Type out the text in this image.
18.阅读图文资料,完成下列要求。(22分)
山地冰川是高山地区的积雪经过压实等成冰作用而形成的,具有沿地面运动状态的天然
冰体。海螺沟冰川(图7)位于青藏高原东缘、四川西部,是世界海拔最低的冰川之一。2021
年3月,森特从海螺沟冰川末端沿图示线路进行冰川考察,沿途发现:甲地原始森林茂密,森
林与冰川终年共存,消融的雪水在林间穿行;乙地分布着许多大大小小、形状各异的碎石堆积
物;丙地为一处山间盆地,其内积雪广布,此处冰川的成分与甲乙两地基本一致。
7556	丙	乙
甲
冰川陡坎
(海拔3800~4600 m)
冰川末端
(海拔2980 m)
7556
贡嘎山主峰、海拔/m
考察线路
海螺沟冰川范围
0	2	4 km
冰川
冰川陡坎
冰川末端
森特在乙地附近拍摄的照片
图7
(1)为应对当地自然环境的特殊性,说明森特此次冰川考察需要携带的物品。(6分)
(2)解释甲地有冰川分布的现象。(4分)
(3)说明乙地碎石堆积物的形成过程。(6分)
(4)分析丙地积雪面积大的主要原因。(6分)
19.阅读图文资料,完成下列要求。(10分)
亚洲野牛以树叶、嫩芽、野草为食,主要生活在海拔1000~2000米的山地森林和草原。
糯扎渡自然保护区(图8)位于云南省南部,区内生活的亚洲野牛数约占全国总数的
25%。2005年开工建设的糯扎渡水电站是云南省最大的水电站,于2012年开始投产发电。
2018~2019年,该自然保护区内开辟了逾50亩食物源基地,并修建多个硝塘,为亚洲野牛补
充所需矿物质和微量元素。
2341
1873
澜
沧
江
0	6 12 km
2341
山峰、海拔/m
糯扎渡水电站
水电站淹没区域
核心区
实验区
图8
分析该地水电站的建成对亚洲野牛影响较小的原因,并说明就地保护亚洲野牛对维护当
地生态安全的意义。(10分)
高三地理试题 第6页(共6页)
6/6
====================
_Task_:
Print back all the lines verbatim.

_Exercise output_:
Type out the text in this image.
18.阅读图文资料,完成下列要求。(22分)
山地冰川是高山地区的积雪经过压实等成冰作用而形成的,具有沿地面运动状态的天然
冰体。海螺沟冰川(图7)位于青藏高原东缘、四川西部,是世界海拔最低的冰川之一。2021
年3月,森特从海螺沟冰川末端沿图示线路进行冰川考察,沿途发现:甲地原始森林茂密,森
林与冰川终年共存,消融的雪水在林间穿行;乙地分布着许多大大小小、形状各异的碎石堆积
物;丙地为一处山间盆地,其内积雪广布,此处冰川的成分与甲乙两地基本一致。
7556	丙	乙
甲
冰川陡坎
(海拔3800~4600 m)
冰川末端
(海拔2980 m)
7556
贡嘎山主峰、海拔/m
考察线路
海螺沟冰川范围
0	2	4 km
冰川
冰川陡坎
冰川末端
森特在乙地附近拍摄的照片
图7
(1)为应对当地自然环境的特殊性,说明森特此次冰川考察需要携带的物品。(6分)
(2)解释甲地有冰川分布的现象。(4分)
(3)说明乙地碎石堆积物的形成过程。(6分)
(4)分析丙地积雪面积大的主要原因。(6分)
19.阅读图文资料,完成下列要求。(10分)
亚洲野牛以树叶、嫩芽、野草为食,主要生活在海拔1000~2000米的山地森林和草原。
糯扎渡自然保护区(图8)位于云南省南部,区内生活的亚洲野牛数约占全国总数的
25%。2005年开工建设的糯扎渡水电站是云南省最大的水电站,于2012年开始投产发电。
2018~2019年,该自然保护区内开辟了逾50亩食物源基地,并修建多个硝塘,为亚洲野牛补
充所需矿物质和微量元素。
2341
1873
澜
沧
江
0	6 12 km
2341
山峰、海拔/m
糯扎渡水电站
水电站淹没区域
核心区
实验区
图8
分析该地水电站的建成对亚洲野牛影响较小的原因,并说明就地保护亚洲野牛对维护当
地生态安全的意义。(10分)
高三地理试题 第6页(共6页)
6/6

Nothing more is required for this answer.